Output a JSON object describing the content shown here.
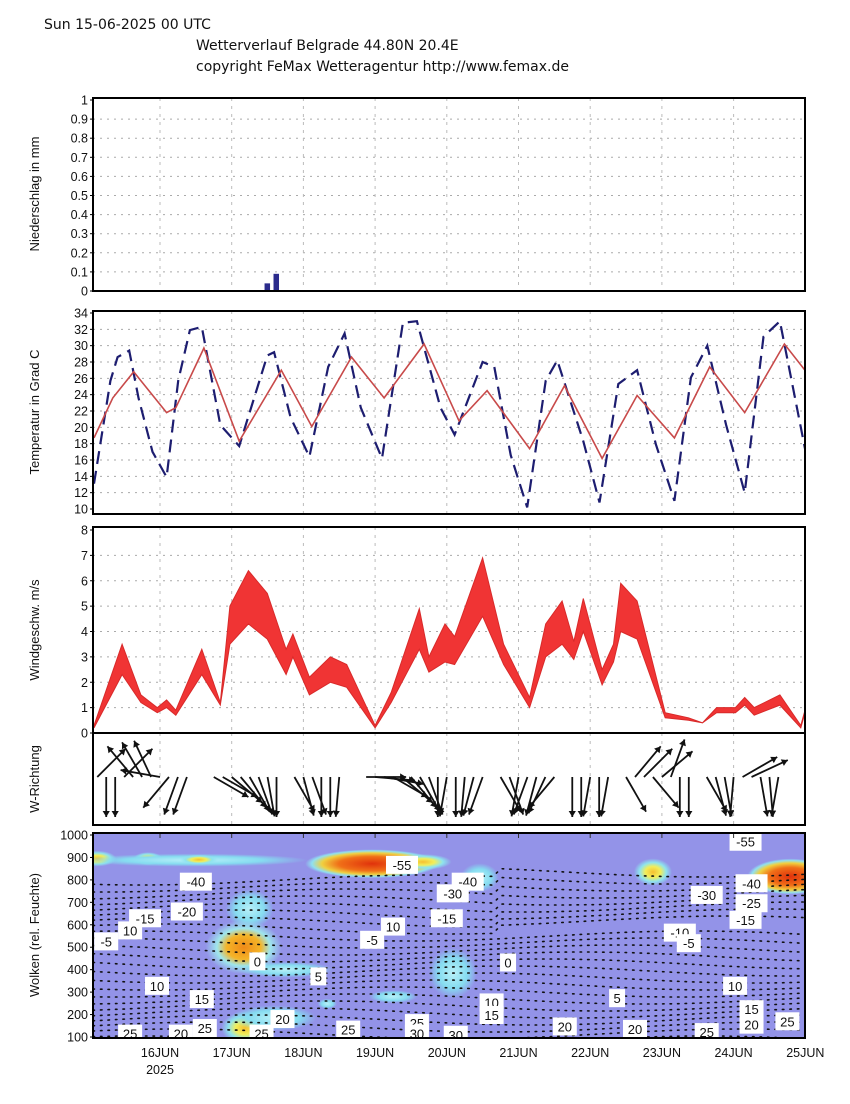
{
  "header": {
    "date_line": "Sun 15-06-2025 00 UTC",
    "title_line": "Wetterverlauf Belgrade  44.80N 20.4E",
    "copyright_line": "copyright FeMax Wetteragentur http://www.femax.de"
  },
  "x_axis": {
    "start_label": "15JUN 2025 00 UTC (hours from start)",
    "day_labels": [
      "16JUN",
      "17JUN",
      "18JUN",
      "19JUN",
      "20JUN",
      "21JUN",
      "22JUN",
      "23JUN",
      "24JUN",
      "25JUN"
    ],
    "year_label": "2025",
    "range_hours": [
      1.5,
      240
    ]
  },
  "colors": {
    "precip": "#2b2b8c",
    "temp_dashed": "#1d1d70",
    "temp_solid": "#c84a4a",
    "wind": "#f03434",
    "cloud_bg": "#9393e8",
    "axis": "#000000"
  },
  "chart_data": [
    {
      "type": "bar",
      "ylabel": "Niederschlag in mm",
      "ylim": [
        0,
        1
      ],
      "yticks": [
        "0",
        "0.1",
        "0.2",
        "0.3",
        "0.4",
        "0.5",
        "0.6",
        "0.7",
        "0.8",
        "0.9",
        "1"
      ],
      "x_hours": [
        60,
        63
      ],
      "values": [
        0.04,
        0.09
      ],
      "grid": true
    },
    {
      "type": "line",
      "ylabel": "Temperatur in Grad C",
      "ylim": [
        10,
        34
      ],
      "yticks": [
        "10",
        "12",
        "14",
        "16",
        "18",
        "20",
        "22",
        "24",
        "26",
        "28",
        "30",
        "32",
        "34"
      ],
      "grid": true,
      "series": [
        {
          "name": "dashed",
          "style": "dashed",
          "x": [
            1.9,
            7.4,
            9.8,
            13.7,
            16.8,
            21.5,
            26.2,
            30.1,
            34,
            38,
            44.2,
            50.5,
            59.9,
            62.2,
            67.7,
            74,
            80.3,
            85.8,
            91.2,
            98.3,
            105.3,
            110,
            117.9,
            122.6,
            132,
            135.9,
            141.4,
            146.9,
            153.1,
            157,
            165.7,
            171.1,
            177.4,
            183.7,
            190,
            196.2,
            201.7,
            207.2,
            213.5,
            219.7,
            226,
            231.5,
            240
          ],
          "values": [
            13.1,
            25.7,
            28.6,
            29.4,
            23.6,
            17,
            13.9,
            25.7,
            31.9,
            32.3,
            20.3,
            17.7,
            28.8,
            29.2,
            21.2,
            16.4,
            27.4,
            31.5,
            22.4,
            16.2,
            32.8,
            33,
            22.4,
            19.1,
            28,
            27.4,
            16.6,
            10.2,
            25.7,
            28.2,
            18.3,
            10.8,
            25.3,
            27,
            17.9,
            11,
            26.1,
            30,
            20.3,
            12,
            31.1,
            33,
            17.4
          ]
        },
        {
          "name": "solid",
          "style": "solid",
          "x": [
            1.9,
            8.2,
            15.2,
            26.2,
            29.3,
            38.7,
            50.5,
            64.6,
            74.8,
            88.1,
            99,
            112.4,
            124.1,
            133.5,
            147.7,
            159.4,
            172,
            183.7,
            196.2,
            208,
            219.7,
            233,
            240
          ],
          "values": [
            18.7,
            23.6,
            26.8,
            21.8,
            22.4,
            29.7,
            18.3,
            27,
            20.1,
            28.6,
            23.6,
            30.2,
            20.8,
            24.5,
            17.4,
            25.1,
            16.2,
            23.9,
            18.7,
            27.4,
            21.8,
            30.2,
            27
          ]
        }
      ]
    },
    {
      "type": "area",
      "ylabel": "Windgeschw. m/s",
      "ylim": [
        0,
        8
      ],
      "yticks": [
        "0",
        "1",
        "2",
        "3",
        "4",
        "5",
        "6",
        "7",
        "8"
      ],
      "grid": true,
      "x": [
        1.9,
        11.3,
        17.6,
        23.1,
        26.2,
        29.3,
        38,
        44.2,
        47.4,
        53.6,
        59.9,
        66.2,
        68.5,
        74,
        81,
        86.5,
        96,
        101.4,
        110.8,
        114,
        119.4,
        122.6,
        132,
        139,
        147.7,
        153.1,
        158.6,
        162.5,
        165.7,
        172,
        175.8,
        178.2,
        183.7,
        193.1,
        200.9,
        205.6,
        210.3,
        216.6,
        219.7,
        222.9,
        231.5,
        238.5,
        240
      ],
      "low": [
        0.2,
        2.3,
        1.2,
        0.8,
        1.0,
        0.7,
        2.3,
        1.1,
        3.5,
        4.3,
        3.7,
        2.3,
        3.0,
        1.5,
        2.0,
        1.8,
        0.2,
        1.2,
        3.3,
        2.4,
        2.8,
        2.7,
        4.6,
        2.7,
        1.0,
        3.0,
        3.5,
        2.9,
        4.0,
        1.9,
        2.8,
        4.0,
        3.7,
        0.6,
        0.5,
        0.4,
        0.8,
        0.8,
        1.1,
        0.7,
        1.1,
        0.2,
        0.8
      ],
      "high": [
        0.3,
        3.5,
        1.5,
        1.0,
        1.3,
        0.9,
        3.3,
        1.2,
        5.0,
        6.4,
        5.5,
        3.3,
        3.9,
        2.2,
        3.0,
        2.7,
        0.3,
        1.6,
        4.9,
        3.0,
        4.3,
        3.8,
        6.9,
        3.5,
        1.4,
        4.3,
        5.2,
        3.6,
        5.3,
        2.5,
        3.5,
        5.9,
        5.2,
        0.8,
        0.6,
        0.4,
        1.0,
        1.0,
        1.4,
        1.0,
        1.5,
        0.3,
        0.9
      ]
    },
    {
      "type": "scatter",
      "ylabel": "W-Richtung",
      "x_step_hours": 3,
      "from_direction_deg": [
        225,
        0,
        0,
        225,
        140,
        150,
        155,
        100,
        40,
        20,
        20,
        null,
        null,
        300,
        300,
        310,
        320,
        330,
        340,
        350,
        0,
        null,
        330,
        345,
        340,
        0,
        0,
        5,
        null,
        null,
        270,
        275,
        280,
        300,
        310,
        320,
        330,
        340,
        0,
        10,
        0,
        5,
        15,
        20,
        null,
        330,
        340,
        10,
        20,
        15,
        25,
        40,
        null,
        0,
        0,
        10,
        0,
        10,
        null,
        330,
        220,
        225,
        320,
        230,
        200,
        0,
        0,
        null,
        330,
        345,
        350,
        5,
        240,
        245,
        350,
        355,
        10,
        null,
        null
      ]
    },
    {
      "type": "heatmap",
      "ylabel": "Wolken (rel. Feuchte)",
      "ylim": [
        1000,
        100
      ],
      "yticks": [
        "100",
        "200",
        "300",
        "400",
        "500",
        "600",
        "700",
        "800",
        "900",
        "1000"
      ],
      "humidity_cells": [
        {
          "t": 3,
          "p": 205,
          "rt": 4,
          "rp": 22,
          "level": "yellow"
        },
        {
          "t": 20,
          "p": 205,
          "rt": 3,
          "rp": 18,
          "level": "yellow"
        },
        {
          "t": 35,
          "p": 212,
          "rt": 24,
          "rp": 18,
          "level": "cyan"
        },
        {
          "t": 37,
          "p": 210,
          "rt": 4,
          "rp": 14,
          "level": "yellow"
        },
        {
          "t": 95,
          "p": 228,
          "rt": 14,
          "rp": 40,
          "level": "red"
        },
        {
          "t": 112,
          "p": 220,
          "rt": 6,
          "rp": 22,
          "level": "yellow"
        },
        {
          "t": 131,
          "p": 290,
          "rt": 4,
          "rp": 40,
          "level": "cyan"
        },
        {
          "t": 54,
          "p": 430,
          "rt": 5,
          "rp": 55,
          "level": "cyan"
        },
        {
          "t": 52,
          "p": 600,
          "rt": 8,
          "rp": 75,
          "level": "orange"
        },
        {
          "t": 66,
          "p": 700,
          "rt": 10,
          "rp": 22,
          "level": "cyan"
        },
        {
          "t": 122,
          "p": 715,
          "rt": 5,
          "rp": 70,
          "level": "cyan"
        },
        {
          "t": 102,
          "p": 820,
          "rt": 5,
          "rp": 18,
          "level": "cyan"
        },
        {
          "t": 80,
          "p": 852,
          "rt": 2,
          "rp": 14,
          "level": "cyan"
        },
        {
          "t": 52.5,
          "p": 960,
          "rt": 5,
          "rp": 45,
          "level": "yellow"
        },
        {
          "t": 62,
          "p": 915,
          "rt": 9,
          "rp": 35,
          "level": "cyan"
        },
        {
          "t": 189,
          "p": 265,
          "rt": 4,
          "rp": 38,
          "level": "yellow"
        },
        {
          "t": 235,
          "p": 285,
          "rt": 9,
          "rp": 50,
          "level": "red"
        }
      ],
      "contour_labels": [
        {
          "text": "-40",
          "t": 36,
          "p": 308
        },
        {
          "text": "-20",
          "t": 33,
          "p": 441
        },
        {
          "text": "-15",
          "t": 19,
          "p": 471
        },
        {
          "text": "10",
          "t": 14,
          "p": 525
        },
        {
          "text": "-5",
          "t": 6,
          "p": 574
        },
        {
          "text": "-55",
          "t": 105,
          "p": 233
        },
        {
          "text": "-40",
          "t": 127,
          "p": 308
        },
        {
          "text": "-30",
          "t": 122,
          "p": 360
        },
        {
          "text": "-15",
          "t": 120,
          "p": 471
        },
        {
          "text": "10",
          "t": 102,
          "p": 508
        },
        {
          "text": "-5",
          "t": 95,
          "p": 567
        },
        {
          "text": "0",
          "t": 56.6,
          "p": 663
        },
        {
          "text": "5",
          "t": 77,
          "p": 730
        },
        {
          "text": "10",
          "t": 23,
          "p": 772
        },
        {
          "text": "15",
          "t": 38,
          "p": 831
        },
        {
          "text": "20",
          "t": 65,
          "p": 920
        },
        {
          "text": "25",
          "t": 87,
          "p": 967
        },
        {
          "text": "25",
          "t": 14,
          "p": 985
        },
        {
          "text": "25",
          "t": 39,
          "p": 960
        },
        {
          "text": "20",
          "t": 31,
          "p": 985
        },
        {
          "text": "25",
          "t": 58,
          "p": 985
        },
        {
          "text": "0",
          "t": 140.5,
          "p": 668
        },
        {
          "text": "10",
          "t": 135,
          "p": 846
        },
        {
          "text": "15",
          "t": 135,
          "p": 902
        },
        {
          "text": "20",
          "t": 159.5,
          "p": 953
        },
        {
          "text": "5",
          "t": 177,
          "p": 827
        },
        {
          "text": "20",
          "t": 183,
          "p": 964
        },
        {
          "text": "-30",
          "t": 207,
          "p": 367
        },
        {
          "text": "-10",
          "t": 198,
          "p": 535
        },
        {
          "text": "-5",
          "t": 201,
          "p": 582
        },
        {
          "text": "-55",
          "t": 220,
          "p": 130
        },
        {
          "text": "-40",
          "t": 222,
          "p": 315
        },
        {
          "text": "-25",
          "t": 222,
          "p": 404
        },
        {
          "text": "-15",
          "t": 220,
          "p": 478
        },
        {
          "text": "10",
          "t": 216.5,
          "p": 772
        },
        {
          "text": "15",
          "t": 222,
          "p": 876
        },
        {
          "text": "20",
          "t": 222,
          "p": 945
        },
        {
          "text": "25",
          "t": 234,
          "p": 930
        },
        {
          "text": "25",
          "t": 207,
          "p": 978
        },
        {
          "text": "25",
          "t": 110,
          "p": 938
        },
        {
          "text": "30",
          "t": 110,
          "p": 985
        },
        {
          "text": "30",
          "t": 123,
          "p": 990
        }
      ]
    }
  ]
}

* * *

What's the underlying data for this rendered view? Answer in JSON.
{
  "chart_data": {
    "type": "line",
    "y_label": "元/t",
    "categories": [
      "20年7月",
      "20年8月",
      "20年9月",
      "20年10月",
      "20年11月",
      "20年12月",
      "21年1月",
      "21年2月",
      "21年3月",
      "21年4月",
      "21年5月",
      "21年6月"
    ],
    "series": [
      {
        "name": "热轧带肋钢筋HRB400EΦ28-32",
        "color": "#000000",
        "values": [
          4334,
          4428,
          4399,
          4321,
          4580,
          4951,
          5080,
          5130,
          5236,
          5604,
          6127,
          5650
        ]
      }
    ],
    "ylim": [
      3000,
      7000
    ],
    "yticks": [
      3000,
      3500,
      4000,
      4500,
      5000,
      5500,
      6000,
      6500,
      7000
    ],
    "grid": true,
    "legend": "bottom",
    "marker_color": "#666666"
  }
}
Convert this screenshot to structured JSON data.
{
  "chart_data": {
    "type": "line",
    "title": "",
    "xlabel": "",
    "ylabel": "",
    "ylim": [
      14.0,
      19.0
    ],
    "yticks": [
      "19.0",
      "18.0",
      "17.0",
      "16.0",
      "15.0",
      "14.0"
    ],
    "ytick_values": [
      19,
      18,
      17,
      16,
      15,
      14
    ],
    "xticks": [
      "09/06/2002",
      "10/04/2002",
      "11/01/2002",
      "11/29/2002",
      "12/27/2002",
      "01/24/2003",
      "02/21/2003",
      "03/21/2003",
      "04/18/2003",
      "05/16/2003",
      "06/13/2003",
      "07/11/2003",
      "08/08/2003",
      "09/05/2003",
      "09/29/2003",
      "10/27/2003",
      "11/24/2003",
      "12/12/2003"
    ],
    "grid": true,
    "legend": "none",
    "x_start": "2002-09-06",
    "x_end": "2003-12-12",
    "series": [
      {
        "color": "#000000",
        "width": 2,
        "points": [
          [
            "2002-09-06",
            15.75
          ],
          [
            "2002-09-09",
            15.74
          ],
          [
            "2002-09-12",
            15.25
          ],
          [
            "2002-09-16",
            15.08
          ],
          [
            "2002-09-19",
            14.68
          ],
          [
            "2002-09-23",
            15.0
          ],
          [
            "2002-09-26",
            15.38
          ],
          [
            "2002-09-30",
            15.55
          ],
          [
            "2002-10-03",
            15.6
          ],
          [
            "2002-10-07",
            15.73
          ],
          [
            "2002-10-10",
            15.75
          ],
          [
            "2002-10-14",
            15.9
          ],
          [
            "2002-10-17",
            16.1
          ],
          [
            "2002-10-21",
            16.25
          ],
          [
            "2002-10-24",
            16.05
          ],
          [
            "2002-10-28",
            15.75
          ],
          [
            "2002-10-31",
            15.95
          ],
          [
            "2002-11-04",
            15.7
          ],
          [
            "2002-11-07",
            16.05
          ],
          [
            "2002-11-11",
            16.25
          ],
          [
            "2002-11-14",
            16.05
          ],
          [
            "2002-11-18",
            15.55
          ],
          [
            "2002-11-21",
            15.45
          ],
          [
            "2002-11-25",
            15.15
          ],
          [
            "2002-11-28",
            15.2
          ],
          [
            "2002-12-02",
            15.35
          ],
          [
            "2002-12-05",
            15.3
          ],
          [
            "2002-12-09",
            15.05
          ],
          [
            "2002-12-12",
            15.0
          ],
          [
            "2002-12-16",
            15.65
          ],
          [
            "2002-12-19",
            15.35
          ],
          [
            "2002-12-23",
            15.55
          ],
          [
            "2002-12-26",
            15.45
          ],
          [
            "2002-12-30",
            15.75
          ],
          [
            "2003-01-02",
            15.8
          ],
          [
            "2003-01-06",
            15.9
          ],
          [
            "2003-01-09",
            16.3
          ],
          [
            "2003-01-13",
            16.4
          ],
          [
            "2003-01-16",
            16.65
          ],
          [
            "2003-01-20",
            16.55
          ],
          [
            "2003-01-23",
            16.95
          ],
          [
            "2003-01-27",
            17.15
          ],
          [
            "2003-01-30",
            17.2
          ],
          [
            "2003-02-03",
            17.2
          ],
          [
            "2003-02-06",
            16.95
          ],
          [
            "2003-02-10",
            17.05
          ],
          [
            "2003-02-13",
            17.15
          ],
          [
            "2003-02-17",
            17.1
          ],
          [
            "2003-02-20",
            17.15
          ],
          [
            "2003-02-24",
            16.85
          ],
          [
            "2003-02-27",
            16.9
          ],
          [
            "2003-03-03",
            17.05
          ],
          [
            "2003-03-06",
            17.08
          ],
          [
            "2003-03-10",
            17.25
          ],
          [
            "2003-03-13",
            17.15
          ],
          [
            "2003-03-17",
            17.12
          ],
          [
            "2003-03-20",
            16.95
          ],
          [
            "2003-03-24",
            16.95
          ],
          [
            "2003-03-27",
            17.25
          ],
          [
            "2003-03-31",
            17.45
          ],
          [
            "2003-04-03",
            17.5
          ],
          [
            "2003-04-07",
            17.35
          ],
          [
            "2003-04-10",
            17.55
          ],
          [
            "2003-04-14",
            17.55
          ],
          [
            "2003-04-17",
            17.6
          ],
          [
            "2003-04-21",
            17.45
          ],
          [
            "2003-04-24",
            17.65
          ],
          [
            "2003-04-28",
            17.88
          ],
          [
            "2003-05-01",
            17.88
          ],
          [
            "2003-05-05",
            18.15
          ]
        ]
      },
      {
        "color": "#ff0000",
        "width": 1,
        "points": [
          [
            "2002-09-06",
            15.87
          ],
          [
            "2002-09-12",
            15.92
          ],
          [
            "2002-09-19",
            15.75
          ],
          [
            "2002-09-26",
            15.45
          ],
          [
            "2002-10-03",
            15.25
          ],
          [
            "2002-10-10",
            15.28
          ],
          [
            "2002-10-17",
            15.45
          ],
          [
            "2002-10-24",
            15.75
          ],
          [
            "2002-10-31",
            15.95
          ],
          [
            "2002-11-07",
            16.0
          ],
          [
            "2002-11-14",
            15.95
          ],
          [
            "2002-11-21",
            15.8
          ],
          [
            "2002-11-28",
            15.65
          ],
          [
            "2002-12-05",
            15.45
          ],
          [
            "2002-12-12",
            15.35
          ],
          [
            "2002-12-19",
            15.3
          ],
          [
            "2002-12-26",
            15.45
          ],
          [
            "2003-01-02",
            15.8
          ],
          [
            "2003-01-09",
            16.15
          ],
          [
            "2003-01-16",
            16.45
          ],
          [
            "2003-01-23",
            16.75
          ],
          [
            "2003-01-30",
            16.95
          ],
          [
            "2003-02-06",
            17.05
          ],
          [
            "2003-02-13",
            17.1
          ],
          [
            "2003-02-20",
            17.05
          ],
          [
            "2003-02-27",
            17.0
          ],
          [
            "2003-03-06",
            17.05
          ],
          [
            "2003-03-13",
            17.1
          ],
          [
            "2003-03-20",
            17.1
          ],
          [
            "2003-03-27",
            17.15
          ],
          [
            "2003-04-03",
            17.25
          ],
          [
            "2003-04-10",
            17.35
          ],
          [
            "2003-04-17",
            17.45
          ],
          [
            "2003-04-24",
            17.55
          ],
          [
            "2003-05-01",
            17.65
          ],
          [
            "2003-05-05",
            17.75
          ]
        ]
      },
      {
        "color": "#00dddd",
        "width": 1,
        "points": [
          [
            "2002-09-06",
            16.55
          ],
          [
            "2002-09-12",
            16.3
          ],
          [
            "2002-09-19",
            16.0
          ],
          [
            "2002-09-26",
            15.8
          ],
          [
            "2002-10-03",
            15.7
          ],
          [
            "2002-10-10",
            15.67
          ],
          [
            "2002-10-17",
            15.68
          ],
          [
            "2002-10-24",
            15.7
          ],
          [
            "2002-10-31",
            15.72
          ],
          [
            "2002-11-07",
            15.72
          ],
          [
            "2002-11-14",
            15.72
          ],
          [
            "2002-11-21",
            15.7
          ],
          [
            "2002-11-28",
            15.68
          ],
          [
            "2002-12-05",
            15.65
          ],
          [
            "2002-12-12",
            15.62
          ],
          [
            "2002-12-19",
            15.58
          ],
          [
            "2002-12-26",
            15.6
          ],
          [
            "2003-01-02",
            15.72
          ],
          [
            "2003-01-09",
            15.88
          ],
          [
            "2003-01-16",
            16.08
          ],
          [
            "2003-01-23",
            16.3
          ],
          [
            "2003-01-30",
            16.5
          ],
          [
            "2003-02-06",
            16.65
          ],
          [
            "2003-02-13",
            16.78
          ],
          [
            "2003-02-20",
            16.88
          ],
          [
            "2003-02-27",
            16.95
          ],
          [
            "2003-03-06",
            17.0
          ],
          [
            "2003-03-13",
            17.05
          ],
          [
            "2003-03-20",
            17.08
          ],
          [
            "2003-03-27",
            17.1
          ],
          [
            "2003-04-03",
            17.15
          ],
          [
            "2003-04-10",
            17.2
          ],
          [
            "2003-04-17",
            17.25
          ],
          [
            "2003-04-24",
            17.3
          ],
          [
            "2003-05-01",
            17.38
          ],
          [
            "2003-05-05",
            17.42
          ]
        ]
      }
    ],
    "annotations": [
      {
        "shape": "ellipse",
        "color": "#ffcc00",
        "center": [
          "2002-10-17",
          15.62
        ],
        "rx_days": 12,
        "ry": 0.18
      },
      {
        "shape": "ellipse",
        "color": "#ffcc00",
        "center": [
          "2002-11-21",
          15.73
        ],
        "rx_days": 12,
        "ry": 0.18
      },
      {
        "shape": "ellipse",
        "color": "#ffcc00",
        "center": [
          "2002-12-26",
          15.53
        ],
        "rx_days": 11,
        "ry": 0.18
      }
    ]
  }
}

* * *

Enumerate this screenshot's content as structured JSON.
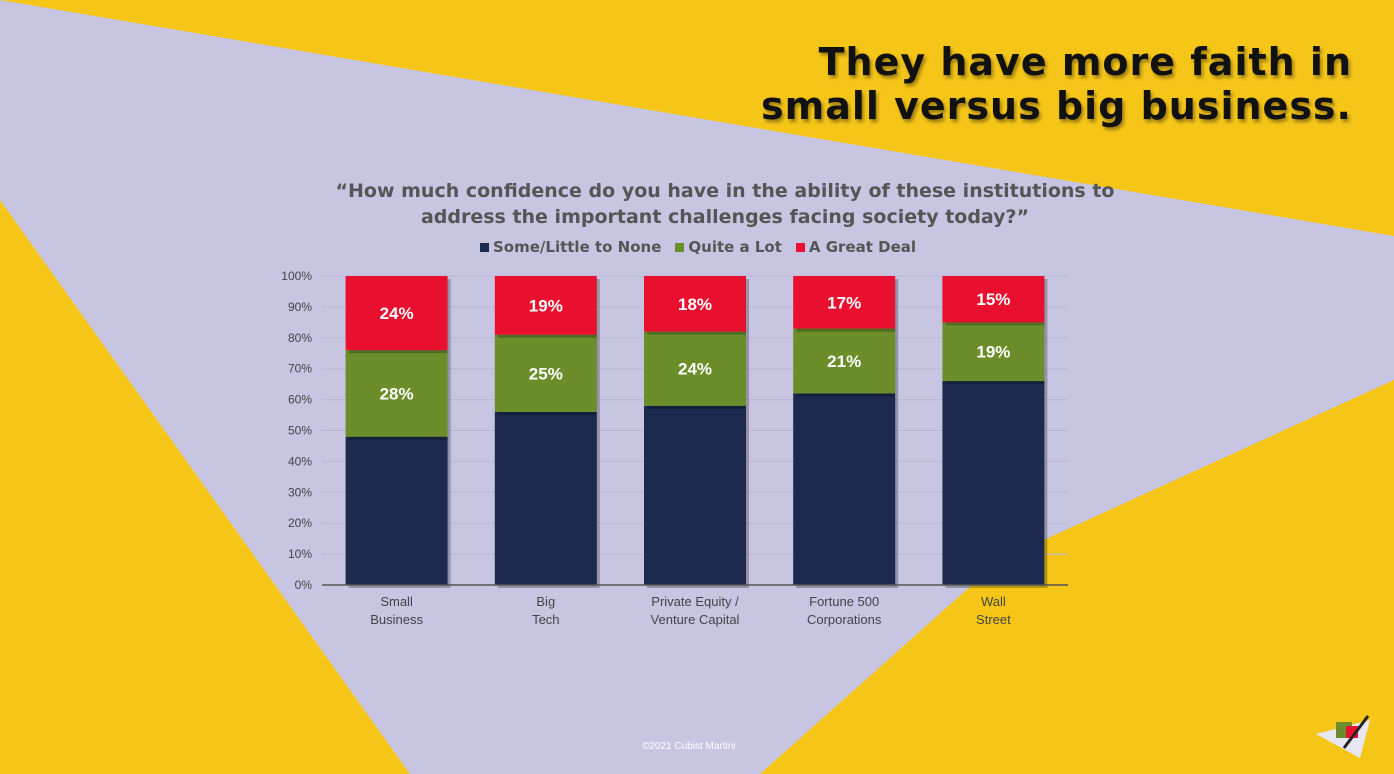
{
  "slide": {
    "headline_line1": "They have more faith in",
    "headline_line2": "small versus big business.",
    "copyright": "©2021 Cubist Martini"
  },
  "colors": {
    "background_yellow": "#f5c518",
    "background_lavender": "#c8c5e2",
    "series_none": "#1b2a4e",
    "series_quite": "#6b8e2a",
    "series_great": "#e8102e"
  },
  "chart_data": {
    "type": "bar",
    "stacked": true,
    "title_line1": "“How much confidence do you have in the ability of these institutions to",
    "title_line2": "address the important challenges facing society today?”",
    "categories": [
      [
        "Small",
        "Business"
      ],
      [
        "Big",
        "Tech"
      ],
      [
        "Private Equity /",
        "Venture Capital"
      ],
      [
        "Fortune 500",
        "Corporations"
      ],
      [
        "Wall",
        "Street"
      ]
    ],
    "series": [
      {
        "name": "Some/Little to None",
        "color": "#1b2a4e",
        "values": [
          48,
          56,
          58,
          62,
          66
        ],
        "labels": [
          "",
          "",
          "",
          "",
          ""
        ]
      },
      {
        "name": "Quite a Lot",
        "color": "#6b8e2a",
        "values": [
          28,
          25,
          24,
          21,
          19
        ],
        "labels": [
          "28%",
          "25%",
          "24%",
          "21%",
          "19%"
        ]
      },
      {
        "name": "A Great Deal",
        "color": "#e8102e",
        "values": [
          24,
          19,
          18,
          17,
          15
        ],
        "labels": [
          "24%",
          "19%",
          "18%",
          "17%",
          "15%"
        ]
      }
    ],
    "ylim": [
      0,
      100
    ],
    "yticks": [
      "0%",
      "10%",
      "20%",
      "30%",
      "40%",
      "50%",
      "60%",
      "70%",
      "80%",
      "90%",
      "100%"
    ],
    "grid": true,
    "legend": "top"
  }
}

**Short exercise:** Go through the listing above and locate each line that holds the word "ylabel". Copy those lines.

**Task solution:**
      "ylabel": "Niederschlag in mm",
      "ylabel": "Temperatur in Grad C",
      "ylabel": "Windgeschw. m/s",
      "ylabel": "W-Richtung",
      "ylabel": "Wolken (rel. Feuchte)",
    "ylabel": "",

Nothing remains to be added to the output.